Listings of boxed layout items

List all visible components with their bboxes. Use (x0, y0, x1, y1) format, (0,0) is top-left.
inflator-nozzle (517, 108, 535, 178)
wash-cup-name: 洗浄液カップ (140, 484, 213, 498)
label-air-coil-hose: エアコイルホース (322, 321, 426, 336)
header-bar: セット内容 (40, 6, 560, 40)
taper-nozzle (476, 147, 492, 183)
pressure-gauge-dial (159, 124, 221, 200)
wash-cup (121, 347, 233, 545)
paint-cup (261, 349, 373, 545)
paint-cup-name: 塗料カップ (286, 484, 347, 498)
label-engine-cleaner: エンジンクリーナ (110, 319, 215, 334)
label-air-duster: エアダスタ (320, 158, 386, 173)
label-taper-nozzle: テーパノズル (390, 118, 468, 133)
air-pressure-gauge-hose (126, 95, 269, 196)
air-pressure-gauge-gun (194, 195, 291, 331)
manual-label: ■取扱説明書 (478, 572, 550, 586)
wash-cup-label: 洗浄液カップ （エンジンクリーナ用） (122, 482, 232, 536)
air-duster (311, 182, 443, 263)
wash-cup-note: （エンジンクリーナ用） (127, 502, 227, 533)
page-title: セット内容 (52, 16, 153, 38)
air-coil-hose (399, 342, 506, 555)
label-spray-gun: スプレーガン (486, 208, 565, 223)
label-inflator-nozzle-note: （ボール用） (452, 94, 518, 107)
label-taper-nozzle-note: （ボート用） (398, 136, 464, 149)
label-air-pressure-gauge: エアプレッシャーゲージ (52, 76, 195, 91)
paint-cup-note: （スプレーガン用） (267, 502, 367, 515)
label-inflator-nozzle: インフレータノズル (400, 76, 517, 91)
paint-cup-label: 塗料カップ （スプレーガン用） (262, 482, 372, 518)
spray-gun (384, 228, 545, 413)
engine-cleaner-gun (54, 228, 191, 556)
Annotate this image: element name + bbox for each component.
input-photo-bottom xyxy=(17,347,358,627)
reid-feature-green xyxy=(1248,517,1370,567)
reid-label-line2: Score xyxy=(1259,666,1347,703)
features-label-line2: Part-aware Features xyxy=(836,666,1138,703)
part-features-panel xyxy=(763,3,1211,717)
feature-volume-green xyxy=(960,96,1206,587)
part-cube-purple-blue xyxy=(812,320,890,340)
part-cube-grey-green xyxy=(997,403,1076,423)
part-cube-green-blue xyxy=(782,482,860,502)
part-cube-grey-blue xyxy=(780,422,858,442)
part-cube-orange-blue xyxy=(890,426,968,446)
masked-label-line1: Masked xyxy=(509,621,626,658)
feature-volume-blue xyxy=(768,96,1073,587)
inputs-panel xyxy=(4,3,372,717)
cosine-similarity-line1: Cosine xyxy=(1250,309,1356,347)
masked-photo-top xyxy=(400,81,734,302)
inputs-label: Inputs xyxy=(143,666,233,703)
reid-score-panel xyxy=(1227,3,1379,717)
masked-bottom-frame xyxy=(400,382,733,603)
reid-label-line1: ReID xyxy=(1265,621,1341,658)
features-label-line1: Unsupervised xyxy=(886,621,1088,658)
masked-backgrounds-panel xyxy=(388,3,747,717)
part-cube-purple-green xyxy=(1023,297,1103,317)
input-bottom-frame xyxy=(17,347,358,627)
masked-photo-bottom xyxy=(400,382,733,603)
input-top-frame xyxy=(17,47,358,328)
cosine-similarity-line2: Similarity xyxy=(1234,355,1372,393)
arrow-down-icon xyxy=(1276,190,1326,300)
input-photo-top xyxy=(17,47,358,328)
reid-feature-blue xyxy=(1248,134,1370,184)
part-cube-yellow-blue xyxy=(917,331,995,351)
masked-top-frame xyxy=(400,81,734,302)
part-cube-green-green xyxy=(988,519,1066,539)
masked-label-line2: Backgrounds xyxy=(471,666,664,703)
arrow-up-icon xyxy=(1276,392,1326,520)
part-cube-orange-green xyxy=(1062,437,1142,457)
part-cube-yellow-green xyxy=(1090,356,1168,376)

OBJECTIVE: How many lines in the rows above contain the string "cube"? The match is case-sensitive, so give only the number.

THE REPLY: 10